'''
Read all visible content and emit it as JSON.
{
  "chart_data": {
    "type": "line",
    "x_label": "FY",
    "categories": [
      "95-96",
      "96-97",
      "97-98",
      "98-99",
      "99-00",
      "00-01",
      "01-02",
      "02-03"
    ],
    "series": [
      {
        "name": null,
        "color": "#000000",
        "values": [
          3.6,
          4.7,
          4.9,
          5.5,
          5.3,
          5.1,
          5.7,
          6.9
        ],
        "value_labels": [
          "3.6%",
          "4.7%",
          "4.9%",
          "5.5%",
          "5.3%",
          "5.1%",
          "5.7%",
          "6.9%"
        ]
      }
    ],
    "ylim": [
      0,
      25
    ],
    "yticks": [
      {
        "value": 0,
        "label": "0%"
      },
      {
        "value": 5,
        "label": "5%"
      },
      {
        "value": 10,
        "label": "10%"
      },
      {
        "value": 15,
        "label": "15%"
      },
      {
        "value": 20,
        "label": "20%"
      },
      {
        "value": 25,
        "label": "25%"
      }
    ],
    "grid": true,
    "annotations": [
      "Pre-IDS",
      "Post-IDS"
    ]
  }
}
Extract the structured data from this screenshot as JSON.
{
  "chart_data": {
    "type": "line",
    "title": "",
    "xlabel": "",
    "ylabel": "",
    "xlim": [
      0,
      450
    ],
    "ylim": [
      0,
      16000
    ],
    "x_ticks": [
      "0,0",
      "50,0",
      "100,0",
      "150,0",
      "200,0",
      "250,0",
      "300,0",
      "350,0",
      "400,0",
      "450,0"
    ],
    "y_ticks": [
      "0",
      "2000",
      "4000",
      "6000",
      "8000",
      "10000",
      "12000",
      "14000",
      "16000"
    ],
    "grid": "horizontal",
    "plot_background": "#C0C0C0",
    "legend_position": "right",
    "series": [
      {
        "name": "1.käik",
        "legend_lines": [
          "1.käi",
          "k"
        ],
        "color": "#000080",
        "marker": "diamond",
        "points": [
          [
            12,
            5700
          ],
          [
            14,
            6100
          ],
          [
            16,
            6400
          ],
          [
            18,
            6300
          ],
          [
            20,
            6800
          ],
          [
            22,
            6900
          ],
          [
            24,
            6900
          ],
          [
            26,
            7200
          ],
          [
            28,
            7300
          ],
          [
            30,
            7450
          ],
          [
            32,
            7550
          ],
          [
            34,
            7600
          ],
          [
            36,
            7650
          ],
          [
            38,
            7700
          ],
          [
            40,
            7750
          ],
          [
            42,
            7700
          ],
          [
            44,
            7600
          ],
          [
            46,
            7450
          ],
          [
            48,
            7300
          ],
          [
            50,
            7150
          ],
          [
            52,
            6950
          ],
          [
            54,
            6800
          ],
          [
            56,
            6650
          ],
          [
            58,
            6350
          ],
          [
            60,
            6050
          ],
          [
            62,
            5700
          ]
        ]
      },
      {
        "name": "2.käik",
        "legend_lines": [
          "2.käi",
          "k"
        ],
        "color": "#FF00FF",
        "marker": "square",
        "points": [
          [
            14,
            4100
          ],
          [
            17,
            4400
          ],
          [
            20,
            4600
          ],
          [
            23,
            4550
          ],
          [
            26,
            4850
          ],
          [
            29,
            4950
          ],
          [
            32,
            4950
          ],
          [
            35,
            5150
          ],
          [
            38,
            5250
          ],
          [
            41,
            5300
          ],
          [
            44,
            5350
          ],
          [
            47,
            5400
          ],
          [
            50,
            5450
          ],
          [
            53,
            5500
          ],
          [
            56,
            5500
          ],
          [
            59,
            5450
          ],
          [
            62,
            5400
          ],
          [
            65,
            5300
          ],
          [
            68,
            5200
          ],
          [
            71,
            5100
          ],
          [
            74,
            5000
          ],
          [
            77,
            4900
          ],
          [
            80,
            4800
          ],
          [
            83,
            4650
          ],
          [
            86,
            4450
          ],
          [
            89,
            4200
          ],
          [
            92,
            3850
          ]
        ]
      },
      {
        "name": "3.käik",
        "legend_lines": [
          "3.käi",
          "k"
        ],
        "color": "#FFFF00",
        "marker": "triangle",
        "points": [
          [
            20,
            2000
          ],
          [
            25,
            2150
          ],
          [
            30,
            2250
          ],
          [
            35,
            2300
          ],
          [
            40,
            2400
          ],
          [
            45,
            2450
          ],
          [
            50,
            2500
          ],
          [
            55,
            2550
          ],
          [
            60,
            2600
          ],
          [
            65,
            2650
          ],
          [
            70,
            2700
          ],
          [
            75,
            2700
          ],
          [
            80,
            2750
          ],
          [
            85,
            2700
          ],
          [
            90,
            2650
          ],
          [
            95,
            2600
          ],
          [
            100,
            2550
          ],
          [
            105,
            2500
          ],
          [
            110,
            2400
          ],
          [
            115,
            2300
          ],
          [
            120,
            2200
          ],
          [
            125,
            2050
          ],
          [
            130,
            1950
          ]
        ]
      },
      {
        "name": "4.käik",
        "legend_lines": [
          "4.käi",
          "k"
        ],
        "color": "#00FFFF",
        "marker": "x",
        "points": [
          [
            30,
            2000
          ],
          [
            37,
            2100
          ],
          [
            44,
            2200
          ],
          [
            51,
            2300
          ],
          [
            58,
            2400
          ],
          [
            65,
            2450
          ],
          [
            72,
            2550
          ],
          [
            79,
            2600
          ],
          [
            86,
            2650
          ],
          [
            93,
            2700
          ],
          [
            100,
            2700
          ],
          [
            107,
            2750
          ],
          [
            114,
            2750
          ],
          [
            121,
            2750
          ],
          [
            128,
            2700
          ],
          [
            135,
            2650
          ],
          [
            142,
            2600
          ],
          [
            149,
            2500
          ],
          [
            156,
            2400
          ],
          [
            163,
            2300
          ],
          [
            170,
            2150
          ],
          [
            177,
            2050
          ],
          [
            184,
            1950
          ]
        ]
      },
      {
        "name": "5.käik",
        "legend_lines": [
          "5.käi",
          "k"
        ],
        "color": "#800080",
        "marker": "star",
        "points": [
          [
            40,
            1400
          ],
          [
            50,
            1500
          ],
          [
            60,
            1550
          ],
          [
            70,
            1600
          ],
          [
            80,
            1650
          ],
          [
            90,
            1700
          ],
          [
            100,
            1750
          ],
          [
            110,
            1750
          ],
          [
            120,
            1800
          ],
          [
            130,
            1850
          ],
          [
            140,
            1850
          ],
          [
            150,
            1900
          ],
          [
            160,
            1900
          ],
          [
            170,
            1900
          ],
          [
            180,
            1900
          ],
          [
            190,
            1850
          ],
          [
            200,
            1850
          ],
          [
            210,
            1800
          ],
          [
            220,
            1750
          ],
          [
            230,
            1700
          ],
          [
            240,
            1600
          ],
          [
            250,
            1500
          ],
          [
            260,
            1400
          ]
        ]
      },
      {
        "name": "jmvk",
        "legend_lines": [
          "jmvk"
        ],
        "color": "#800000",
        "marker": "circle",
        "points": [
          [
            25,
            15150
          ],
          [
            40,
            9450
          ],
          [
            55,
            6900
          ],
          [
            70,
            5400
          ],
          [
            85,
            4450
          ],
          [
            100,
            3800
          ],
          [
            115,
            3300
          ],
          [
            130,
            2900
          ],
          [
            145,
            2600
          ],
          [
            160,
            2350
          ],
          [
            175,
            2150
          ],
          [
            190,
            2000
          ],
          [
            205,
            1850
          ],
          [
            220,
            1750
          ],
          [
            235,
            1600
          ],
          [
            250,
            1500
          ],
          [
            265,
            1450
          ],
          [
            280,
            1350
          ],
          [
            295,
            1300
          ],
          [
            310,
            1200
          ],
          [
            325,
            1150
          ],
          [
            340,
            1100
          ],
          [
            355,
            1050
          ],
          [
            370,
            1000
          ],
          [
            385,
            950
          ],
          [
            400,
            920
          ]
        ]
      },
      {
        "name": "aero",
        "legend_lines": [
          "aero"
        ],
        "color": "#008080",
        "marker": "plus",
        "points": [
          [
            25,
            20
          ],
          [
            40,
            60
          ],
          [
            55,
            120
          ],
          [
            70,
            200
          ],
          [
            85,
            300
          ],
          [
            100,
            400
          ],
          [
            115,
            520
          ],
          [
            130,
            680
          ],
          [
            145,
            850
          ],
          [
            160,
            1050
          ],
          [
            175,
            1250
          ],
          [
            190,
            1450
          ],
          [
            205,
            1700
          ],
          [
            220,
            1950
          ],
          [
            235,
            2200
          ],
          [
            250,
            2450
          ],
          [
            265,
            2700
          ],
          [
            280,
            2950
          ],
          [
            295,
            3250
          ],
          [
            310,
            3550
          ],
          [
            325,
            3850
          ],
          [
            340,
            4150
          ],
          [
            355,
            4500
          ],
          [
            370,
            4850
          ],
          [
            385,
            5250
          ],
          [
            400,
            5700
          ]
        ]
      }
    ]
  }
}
'''
- Set exercise
Copy every line in the listing above where the string "name" turns up.

- Complete response
        "name": null,
        "name": "1.käik",
        "name": "2.käik",
        "name": "3.käik",
        "name": "4.käik",
        "name": "5.käik",
        "name": "jmvk",
        "name": "aero",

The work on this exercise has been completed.